▶ [Written exercise]
From the entries below, copy every line holding the word "aanvraag".

▶ [Material for this exercise]
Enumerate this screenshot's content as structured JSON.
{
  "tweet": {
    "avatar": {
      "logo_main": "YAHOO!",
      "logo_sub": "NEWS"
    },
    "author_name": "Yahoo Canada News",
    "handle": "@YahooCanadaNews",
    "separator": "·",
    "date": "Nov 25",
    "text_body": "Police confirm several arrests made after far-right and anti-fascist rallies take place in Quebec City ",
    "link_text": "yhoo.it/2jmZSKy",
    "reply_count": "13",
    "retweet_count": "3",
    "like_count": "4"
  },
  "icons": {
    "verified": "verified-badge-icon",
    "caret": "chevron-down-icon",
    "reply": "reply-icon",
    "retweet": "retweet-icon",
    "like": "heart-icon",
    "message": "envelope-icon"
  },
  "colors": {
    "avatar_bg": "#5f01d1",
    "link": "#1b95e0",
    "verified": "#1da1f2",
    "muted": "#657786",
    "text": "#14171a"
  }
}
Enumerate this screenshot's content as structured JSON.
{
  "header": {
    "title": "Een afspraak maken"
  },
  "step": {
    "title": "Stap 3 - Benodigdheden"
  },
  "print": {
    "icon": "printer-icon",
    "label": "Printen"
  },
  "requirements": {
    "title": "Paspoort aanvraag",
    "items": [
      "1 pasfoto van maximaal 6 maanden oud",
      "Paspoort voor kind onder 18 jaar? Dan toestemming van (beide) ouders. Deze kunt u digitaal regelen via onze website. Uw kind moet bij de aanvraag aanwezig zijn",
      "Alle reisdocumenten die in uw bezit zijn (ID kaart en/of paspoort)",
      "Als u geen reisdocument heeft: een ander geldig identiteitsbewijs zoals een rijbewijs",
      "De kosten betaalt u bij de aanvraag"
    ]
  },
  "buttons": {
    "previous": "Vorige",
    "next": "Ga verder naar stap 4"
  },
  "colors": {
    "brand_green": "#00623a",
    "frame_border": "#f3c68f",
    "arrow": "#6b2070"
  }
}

▶ [Solution to this exercise]
    "title": "Paspoort aanvraag",
      "Paspoort voor kind onder 18 jaar? Dan toestemming van (beide) ouders. Deze kunt u digitaal regelen via onze website. Uw kind moet bij de aanvraag aanwezig zijn",
      "De kosten betaalt u bij de aanvraag"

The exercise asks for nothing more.